## Data records
______

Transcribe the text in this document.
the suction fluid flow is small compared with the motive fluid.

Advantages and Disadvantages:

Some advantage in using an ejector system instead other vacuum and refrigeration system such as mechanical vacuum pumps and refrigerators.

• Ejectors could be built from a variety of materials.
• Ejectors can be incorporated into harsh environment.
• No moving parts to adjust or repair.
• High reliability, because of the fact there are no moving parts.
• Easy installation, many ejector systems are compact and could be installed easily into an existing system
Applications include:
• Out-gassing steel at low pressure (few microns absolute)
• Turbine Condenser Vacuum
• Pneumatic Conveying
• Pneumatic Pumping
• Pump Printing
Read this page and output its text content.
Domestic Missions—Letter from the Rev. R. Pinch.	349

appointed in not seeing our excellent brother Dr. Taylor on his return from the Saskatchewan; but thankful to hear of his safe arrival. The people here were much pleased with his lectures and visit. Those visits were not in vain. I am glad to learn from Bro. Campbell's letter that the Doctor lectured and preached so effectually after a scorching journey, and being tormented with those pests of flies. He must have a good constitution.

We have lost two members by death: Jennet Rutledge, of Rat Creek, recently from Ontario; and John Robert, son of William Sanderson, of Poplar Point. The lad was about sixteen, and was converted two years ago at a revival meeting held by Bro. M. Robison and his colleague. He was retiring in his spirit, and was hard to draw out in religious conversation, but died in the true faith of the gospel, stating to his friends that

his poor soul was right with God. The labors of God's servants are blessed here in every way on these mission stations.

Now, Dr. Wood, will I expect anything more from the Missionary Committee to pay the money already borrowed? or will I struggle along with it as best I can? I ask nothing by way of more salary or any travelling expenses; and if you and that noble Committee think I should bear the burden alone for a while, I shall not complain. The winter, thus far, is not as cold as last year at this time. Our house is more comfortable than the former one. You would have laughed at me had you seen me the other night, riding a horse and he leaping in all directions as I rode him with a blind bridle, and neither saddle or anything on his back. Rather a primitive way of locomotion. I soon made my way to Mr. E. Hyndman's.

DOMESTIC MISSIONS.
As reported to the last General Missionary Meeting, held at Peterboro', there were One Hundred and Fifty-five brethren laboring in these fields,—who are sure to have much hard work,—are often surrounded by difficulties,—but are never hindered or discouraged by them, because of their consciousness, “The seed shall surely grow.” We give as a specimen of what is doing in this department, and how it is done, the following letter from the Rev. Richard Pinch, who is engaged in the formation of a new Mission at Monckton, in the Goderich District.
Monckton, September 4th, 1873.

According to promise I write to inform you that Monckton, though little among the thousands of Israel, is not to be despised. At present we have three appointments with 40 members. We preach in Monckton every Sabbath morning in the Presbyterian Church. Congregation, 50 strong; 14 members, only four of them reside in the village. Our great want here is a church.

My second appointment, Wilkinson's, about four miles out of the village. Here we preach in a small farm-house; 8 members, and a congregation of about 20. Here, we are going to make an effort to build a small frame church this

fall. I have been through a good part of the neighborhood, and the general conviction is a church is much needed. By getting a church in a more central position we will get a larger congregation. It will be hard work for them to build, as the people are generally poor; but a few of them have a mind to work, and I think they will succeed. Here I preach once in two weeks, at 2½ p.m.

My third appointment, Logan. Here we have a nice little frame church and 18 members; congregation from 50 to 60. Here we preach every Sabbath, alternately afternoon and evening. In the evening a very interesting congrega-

______

## What you should do
From the data, pick out every line that includes "village".

## Solution to this exercise
According to promise I write to inform you that Monckton, though little among the thousands of Israel, is not to be despised. At present we have three appointments with 40 members. We preach in Monckton every Sabbath morning in the Presbyterian Church. Congregation, 50 strong; 14 members, only four of them reside in the village. Our great want here is a church.
My second appointment, Wilkinson's, about four miles out of the village. Here we preach in a small farm-house; 8 members, and a congregation of about 20. Here, we are going to make an effort to build a small frame church this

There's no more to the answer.